▶ **Task directions**
Every entry must be given again exactly.

>> Start

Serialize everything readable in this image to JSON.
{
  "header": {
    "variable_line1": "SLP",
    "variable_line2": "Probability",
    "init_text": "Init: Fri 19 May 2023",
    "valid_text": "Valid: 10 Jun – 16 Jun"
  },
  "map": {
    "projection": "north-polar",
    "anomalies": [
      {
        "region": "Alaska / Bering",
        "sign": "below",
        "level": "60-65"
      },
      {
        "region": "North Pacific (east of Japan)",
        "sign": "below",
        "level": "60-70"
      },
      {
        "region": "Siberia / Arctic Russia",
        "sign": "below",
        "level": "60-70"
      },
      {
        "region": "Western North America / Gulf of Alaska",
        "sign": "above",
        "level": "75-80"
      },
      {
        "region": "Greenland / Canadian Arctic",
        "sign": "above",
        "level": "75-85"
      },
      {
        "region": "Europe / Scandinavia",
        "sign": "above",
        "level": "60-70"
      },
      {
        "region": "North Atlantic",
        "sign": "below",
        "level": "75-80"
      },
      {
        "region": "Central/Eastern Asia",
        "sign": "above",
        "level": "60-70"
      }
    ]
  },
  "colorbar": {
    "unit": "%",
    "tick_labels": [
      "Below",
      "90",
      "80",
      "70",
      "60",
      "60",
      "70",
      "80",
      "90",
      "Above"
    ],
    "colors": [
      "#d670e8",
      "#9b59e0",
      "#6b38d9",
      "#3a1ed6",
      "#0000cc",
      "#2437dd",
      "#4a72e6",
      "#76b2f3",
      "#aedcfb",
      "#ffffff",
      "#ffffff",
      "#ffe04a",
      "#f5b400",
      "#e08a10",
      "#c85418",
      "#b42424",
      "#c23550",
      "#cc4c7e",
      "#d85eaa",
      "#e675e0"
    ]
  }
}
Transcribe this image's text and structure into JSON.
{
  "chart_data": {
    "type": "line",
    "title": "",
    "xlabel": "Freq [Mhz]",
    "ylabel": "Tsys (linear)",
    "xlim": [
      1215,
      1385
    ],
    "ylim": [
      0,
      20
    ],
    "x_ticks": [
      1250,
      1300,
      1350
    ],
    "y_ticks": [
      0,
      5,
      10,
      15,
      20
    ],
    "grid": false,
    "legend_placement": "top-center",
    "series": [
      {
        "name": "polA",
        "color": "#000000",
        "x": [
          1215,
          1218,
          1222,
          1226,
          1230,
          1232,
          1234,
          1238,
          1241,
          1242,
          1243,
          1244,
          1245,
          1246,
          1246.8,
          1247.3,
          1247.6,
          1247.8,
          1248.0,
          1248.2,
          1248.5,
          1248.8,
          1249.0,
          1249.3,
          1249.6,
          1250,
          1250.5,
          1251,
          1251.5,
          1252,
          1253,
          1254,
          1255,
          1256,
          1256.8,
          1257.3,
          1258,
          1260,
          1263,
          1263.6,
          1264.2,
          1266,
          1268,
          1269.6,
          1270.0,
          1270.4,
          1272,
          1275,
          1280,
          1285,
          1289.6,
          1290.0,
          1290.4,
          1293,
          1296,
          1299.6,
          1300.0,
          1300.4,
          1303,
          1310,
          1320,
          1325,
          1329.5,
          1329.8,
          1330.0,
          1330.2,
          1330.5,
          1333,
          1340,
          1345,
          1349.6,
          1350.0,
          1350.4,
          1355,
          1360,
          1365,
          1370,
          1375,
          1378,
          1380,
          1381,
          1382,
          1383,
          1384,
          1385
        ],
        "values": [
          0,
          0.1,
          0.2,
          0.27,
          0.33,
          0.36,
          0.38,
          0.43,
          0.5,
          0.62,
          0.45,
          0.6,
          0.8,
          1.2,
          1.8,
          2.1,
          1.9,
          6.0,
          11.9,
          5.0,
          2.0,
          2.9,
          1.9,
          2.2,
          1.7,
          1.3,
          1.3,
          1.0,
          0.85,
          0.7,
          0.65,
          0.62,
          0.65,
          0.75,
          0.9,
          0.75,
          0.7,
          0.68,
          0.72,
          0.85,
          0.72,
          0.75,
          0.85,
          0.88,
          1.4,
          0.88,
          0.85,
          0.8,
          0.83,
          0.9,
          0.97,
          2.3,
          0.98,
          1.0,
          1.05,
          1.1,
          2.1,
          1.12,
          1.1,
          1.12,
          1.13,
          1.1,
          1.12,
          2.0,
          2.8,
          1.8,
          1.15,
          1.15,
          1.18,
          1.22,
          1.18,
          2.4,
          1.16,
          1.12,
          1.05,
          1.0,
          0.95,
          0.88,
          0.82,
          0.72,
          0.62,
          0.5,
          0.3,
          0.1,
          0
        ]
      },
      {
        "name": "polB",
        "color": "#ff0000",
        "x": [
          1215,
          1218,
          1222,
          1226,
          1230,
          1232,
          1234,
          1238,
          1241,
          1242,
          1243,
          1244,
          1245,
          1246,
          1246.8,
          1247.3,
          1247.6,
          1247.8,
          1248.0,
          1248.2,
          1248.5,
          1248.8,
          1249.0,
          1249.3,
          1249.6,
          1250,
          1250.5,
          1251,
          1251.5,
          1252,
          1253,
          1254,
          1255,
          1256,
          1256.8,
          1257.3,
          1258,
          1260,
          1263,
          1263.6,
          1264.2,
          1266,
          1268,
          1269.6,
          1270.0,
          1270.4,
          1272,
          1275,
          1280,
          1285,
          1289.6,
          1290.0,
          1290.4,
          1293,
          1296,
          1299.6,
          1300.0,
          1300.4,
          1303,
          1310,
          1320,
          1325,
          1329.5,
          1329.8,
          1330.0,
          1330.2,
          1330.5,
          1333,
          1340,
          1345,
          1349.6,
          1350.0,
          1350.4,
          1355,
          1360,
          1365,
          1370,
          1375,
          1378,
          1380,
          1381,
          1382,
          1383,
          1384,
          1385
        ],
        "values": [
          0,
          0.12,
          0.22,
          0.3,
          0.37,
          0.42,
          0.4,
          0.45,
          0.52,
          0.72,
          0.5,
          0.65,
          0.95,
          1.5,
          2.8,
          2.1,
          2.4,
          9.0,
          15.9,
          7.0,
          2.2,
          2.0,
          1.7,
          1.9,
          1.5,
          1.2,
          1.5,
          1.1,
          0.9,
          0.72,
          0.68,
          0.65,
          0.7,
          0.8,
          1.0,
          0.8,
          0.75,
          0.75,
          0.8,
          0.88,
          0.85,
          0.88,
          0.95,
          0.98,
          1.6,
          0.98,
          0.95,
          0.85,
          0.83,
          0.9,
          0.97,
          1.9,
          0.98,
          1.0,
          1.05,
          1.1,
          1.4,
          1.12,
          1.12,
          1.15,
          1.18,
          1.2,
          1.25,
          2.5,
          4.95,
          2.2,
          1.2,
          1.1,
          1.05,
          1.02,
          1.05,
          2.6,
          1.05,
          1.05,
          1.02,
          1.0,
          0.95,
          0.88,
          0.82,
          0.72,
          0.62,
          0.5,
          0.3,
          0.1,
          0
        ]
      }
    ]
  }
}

>> End

▶ **Answer to the problem**
Serialize everything readable in this image to JSON.
{
  "header": {
    "variable_line1": "SLP",
    "variable_line2": "Probability",
    "init_text": "Init: Fri 19 May 2023",
    "valid_text": "Valid: 10 Jun – 16 Jun"
  },
  "map": {
    "projection": "north-polar",
    "anomalies": [
      {
        "region": "Alaska / Bering",
        "sign": "below",
        "level": "60-65"
      },
      {
        "region": "North Pacific (east of Japan)",
        "sign": "below",
        "level": "60-70"
      },
      {
        "region": "Siberia / Arctic Russia",
        "sign": "below",
        "level": "60-70"
      },
      {
        "region": "Western North America / Gulf of Alaska",
        "sign": "above",
        "level": "75-80"
      },
      {
        "region": "Greenland / Canadian Arctic",
        "sign": "above",
        "level": "75-85"
      },
      {
        "region": "Europe / Scandinavia",
        "sign": "above",
        "level": "60-70"
      },
      {
        "region": "North Atlantic",
        "sign": "below",
        "level": "75-80"
      },
      {
        "region": "Central/Eastern Asia",
        "sign": "above",
        "level": "60-70"
      }
    ]
  },
  "colorbar": {
    "unit": "%",
    "tick_labels": [
      "Below",
      "90",
      "80",
      "70",
      "60",
      "60",
      "70",
      "80",
      "90",
      "Above"
    ],
    "colors": [
      "#d670e8",
      "#9b59e0",
      "#6b38d9",
      "#3a1ed6",
      "#0000cc",
      "#2437dd",
      "#4a72e6",
      "#76b2f3",
      "#aedcfb",
      "#ffffff",
      "#ffffff",
      "#ffe04a",
      "#f5b400",
      "#e08a10",
      "#c85418",
      "#b42424",
      "#c23550",
      "#cc4c7e",
      "#d85eaa",
      "#e675e0"
    ]
  }
}
Transcribe this image's text and structure into JSON.
{
  "chart_data": {
    "type": "line",
    "title": "",
    "xlabel": "Freq [Mhz]",
    "ylabel": "Tsys (linear)",
    "xlim": [
      1215,
      1385
    ],
    "ylim": [
      0,
      20
    ],
    "x_ticks": [
      1250,
      1300,
      1350
    ],
    "y_ticks": [
      0,
      5,
      10,
      15,
      20
    ],
    "grid": false,
    "legend_placement": "top-center",
    "series": [
      {
        "name": "polA",
        "color": "#000000",
        "x": [
          1215,
          1218,
          1222,
          1226,
          1230,
          1232,
          1234,
          1238,
          1241,
          1242,
          1243,
          1244,
          1245,
          1246,
          1246.8,
          1247.3,
          1247.6,
          1247.8,
          1248.0,
          1248.2,
          1248.5,
          1248.8,
          1249.0,
          1249.3,
          1249.6,
          1250,
          1250.5,
          1251,
          1251.5,
          1252,
          1253,
          1254,
          1255,
          1256,
          1256.8,
          1257.3,
          1258,
          1260,
          1263,
          1263.6,
          1264.2,
          1266,
          1268,
          1269.6,
          1270.0,
          1270.4,
          1272,
          1275,
          1280,
          1285,
          1289.6,
          1290.0,
          1290.4,
          1293,
          1296,
          1299.6,
          1300.0,
          1300.4,
          1303,
          1310,
          1320,
          1325,
          1329.5,
          1329.8,
          1330.0,
          1330.2,
          1330.5,
          1333,
          1340,
          1345,
          1349.6,
          1350.0,
          1350.4,
          1355,
          1360,
          1365,
          1370,
          1375,
          1378,
          1380,
          1381,
          1382,
          1383,
          1384,
          1385
        ],
        "values": [
          0,
          0.1,
          0.2,
          0.27,
          0.33,
          0.36,
          0.38,
          0.43,
          0.5,
          0.62,
          0.45,
          0.6,
          0.8,
          1.2,
          1.8,
          2.1,
          1.9,
          6.0,
          11.9,
          5.0,
          2.0,
          2.9,
          1.9,
          2.2,
          1.7,
          1.3,
          1.3,
          1.0,
          0.85,
          0.7,
          0.65,
          0.62,
          0.65,
          0.75,
          0.9,
          0.75,
          0.7,
          0.68,
          0.72,
          0.85,
          0.72,
          0.75,
          0.85,
          0.88,
          1.4,
          0.88,
          0.85,
          0.8,
          0.83,
          0.9,
          0.97,
          2.3,
          0.98,
          1.0,
          1.05,
          1.1,
          2.1,
          1.12,
          1.1,
          1.12,
          1.13,
          1.1,
          1.12,
          2.0,
          2.8,
          1.8,
          1.15,
          1.15,
          1.18,
          1.22,
          1.18,
          2.4,
          1.16,
          1.12,
          1.05,
          1.0,
          0.95,
          0.88,
          0.82,
          0.72,
          0.62,
          0.5,
          0.3,
          0.1,
          0
        ]
      },
      {
        "name": "polB",
        "color": "#ff0000",
        "x": [
          1215,
          1218,
          1222,
          1226,
          1230,
          1232,
          1234,
          1238,
          1241,
          1242,
          1243,
          1244,
          1245,
          1246,
          1246.8,
          1247.3,
          1247.6,
          1247.8,
          1248.0,
          1248.2,
          1248.5,
          1248.8,
          1249.0,
          1249.3,
          1249.6,
          1250,
          1250.5,
          1251,
          1251.5,
          1252,
          1253,
          1254,
          1255,
          1256,
          1256.8,
          1257.3,
          1258,
          1260,
          1263,
          1263.6,
          1264.2,
          1266,
          1268,
          1269.6,
          1270.0,
          1270.4,
          1272,
          1275,
          1280,
          1285,
          1289.6,
          1290.0,
          1290.4,
          1293,
          1296,
          1299.6,
          1300.0,
          1300.4,
          1303,
          1310,
          1320,
          1325,
          1329.5,
          1329.8,
          1330.0,
          1330.2,
          1330.5,
          1333,
          1340,
          1345,
          1349.6,
          1350.0,
          1350.4,
          1355,
          1360,
          1365,
          1370,
          1375,
          1378,
          1380,
          1381,
          1382,
          1383,
          1384,
          1385
        ],
        "values": [
          0,
          0.12,
          0.22,
          0.3,
          0.37,
          0.42,
          0.4,
          0.45,
          0.52,
          0.72,
          0.5,
          0.65,
          0.95,
          1.5,
          2.8,
          2.1,
          2.4,
          9.0,
          15.9,
          7.0,
          2.2,
          2.0,
          1.7,
          1.9,
          1.5,
          1.2,
          1.5,
          1.1,
          0.9,
          0.72,
          0.68,
          0.65,
          0.7,
          0.8,
          1.0,
          0.8,
          0.75,
          0.75,
          0.8,
          0.88,
          0.85,
          0.88,
          0.95,
          0.98,
          1.6,
          0.98,
          0.95,
          0.85,
          0.83,
          0.9,
          0.97,
          1.9,
          0.98,
          1.0,
          1.05,
          1.1,
          1.4,
          1.12,
          1.12,
          1.15,
          1.18,
          1.2,
          1.25,
          2.5,
          4.95,
          2.2,
          1.2,
          1.1,
          1.05,
          1.02,
          1.05,
          2.6,
          1.05,
          1.05,
          1.02,
          1.0,
          0.95,
          0.88,
          0.82,
          0.72,
          0.62,
          0.5,
          0.3,
          0.1,
          0
        ]
      }
    ]
  }
}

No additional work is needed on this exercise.